Requirement: Using the records below, please work out how many lines contain "매매가격지수"; answer with the number alone.
** START OF Input material **
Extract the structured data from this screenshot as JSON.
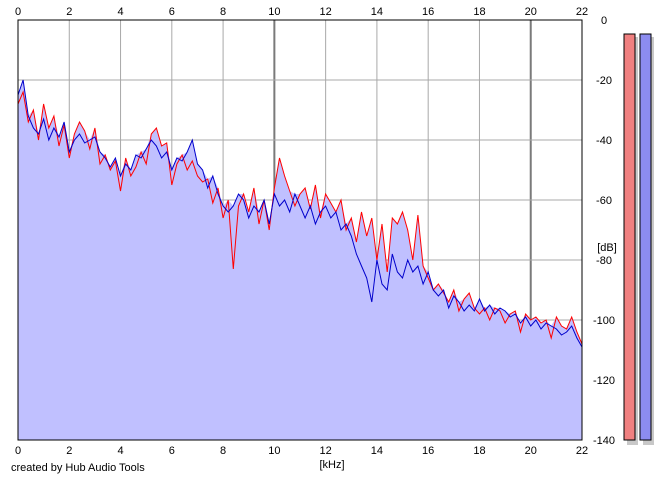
{
  "credit": "created by Hub Audio Tools",
  "colors": {
    "background": "#ffffff",
    "grid": "#a8a8a8",
    "grid_major": "#7a7a7a",
    "fill": "#c0c0ff",
    "red": "#ff0000",
    "blue": "#0000cc",
    "meter_left": "#f08080",
    "meter_right": "#8c8cf0",
    "meter_shadow": "#c8c8c8"
  },
  "chart_data": {
    "type": "line",
    "title": "",
    "xlabel": "[kHz]",
    "ylabel": "[dB]",
    "xlim": [
      0,
      22
    ],
    "ylim": [
      -140,
      0
    ],
    "xticks": [
      0,
      2,
      4,
      6,
      8,
      10,
      12,
      14,
      16,
      18,
      20,
      22
    ],
    "yticks": [
      0,
      -20,
      -40,
      -60,
      -80,
      -100,
      -120,
      -140
    ],
    "grid": true,
    "legend": "none",
    "series": [
      {
        "color": "#ff0000",
        "x": [
          0,
          0.2,
          0.4,
          0.6,
          0.8,
          1.0,
          1.2,
          1.4,
          1.6,
          1.8,
          2.0,
          2.2,
          2.4,
          2.6,
          2.8,
          3.0,
          3.2,
          3.4,
          3.6,
          3.8,
          4.0,
          4.2,
          4.4,
          4.6,
          4.8,
          5.0,
          5.2,
          5.4,
          5.6,
          5.8,
          6.0,
          6.2,
          6.4,
          6.6,
          6.8,
          7.0,
          7.2,
          7.4,
          7.6,
          7.8,
          8.0,
          8.2,
          8.4,
          8.6,
          8.8,
          9.0,
          9.2,
          9.4,
          9.6,
          9.8,
          10.0,
          10.2,
          10.4,
          10.6,
          10.8,
          11.0,
          11.2,
          11.4,
          11.6,
          11.8,
          12.0,
          12.2,
          12.4,
          12.6,
          12.8,
          13.0,
          13.2,
          13.4,
          13.6,
          13.8,
          14.0,
          14.2,
          14.4,
          14.6,
          14.8,
          15.0,
          15.2,
          15.4,
          15.6,
          15.8,
          16.0,
          16.2,
          16.4,
          16.6,
          16.8,
          17.0,
          17.2,
          17.4,
          17.6,
          17.8,
          18.0,
          18.2,
          18.4,
          18.6,
          18.8,
          19.0,
          19.2,
          19.4,
          19.6,
          19.8,
          20.0,
          20.2,
          20.4,
          20.6,
          20.8,
          21.0,
          21.2,
          21.4,
          21.6,
          21.8,
          22.0
        ],
        "y": [
          -28,
          -24,
          -34,
          -30,
          -40,
          -28,
          -36,
          -32,
          -42,
          -35,
          -46,
          -38,
          -34,
          -37,
          -43,
          -36,
          -48,
          -45,
          -50,
          -47,
          -57,
          -46,
          -52,
          -49,
          -44,
          -48,
          -38,
          -36,
          -42,
          -41,
          -55,
          -48,
          -45,
          -50,
          -47,
          -52,
          -54,
          -53,
          -61,
          -56,
          -66,
          -60,
          -83,
          -62,
          -58,
          -64,
          -56,
          -68,
          -60,
          -70,
          -56,
          -46,
          -52,
          -57,
          -62,
          -58,
          -56,
          -63,
          -55,
          -66,
          -58,
          -61,
          -64,
          -60,
          -70,
          -66,
          -74,
          -64,
          -72,
          -66,
          -80,
          -68,
          -84,
          -66,
          -68,
          -64,
          -70,
          -80,
          -65,
          -82,
          -86,
          -90,
          -88,
          -91,
          -94,
          -90,
          -97,
          -93,
          -91,
          -96,
          -98,
          -96,
          -100,
          -96,
          -97,
          -101,
          -98,
          -97,
          -104,
          -98,
          -100,
          -99,
          -101,
          -100,
          -106,
          -99,
          -102,
          -103,
          -99,
          -104,
          -108
        ]
      },
      {
        "color": "#0000cc",
        "x": [
          0,
          0.2,
          0.4,
          0.6,
          0.8,
          1.0,
          1.2,
          1.4,
          1.6,
          1.8,
          2.0,
          2.2,
          2.4,
          2.6,
          2.8,
          3.0,
          3.2,
          3.4,
          3.6,
          3.8,
          4.0,
          4.2,
          4.4,
          4.6,
          4.8,
          5.0,
          5.2,
          5.4,
          5.6,
          5.8,
          6.0,
          6.2,
          6.4,
          6.6,
          6.8,
          7.0,
          7.2,
          7.4,
          7.6,
          7.8,
          8.0,
          8.2,
          8.4,
          8.6,
          8.8,
          9.0,
          9.2,
          9.4,
          9.6,
          9.8,
          10.0,
          10.2,
          10.4,
          10.6,
          10.8,
          11.0,
          11.2,
          11.4,
          11.6,
          11.8,
          12.0,
          12.2,
          12.4,
          12.6,
          12.8,
          13.0,
          13.2,
          13.4,
          13.6,
          13.8,
          14.0,
          14.2,
          14.4,
          14.6,
          14.8,
          15.0,
          15.2,
          15.4,
          15.6,
          15.8,
          16.0,
          16.2,
          16.4,
          16.6,
          16.8,
          17.0,
          17.2,
          17.4,
          17.6,
          17.8,
          18.0,
          18.2,
          18.4,
          18.6,
          18.8,
          19.0,
          19.2,
          19.4,
          19.6,
          19.8,
          20.0,
          20.2,
          20.4,
          20.6,
          20.8,
          21.0,
          21.2,
          21.4,
          21.6,
          21.8,
          22.0
        ],
        "y": [
          -25,
          -20,
          -32,
          -36,
          -38,
          -33,
          -40,
          -36,
          -39,
          -34,
          -44,
          -40,
          -38,
          -41,
          -40,
          -39,
          -44,
          -46,
          -49,
          -46,
          -52,
          -48,
          -50,
          -45,
          -46,
          -43,
          -40,
          -42,
          -46,
          -44,
          -50,
          -46,
          -47,
          -44,
          -40,
          -48,
          -50,
          -56,
          -52,
          -58,
          -62,
          -64,
          -62,
          -58,
          -60,
          -66,
          -62,
          -64,
          -60,
          -68,
          -58,
          -62,
          -60,
          -64,
          -58,
          -62,
          -66,
          -62,
          -68,
          -64,
          -62,
          -66,
          -64,
          -70,
          -68,
          -72,
          -78,
          -82,
          -86,
          -94,
          -80,
          -88,
          -90,
          -78,
          -84,
          -86,
          -80,
          -84,
          -82,
          -88,
          -84,
          -90,
          -92,
          -90,
          -96,
          -92,
          -94,
          -97,
          -95,
          -97,
          -93,
          -97,
          -95,
          -98,
          -96,
          -97,
          -99,
          -98,
          -101,
          -99,
          -102,
          -100,
          -103,
          -101,
          -102,
          -103,
          -105,
          -104,
          -102,
          -106,
          -109
        ]
      }
    ]
  }
}
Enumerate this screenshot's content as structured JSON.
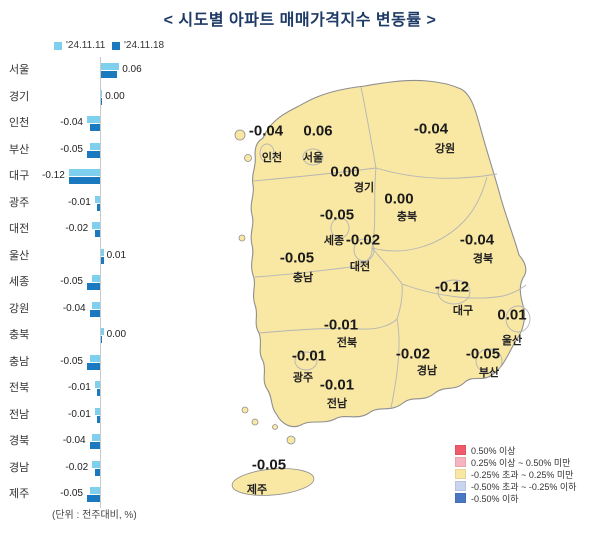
{
  "title": "<  시도별 아파트 매매가격지수 변동률  >",
  "unit_note": "(단위 : 전주대비, %)",
  "series_legend": [
    {
      "label": "'24.11.11",
      "color": "#7ED0EE"
    },
    {
      "label": "'24.11.18",
      "color": "#1B79C0"
    }
  ],
  "chart_data": {
    "type": "bar",
    "orientation": "horizontal",
    "title": "시도별 아파트 매매가격지수 변동률",
    "unit": "전주대비, %",
    "categories": [
      "서울",
      "경기",
      "인천",
      "부산",
      "대구",
      "광주",
      "대전",
      "울산",
      "세종",
      "강원",
      "충북",
      "충남",
      "전북",
      "전남",
      "경북",
      "경남",
      "제주"
    ],
    "series": [
      {
        "name": "'24.11.11",
        "color": "#7ED0EE",
        "values": [
          0.07,
          0.0,
          -0.05,
          -0.04,
          -0.12,
          -0.02,
          -0.03,
          0.01,
          -0.03,
          -0.03,
          0.01,
          -0.04,
          -0.02,
          -0.02,
          -0.03,
          -0.03,
          -0.04
        ]
      },
      {
        "name": "'24.11.18",
        "color": "#1B79C0",
        "values": [
          0.06,
          0.0,
          -0.04,
          -0.05,
          -0.12,
          -0.01,
          -0.02,
          0.01,
          -0.05,
          -0.04,
          0.0,
          -0.05,
          -0.01,
          -0.01,
          -0.04,
          -0.02,
          -0.05
        ]
      }
    ],
    "value_labels": [
      "0.06",
      "0.00",
      "-0.04",
      "-0.05",
      "-0.12",
      "-0.01",
      "-0.02",
      "0.01",
      "-0.05",
      "-0.04",
      "0.00",
      "-0.05",
      "-0.01",
      "-0.01",
      "-0.04",
      "-0.02",
      "-0.05"
    ],
    "xlim": [
      -0.15,
      0.15
    ],
    "zero_axis": true
  },
  "map": {
    "fill_color": "#F9E7A4",
    "regions": [
      {
        "name": "서울",
        "value": "0.06"
      },
      {
        "name": "인천",
        "value": "-0.04"
      },
      {
        "name": "강원",
        "value": "-0.04"
      },
      {
        "name": "경기",
        "value": "0.00"
      },
      {
        "name": "충북",
        "value": "0.00"
      },
      {
        "name": "세종",
        "value": "-0.05"
      },
      {
        "name": "대전",
        "value": "-0.02"
      },
      {
        "name": "충남",
        "value": "-0.05"
      },
      {
        "name": "경북",
        "value": "-0.04"
      },
      {
        "name": "대구",
        "value": "-0.12"
      },
      {
        "name": "울산",
        "value": "0.01"
      },
      {
        "name": "전북",
        "value": "-0.01"
      },
      {
        "name": "경남",
        "value": "-0.02"
      },
      {
        "name": "부산",
        "value": "-0.05"
      },
      {
        "name": "광주",
        "value": "-0.01"
      },
      {
        "name": "전남",
        "value": "-0.01"
      },
      {
        "name": "제주",
        "value": "-0.05"
      }
    ]
  },
  "color_legend": [
    {
      "label": "0.50% 이상",
      "color": "#EF5B6B"
    },
    {
      "label": "0.25% 이상 ~ 0.50% 미만",
      "color": "#F8B3C0"
    },
    {
      "label": "-0.25% 초과 ~ 0.25% 미만",
      "color": "#F9E7A4"
    },
    {
      "label": "-0.50% 초과 ~ -0.25% 이하",
      "color": "#C9D4EE"
    },
    {
      "label": "-0.50% 이하",
      "color": "#4A77C4"
    }
  ]
}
** END OF Input material **
The answer: 2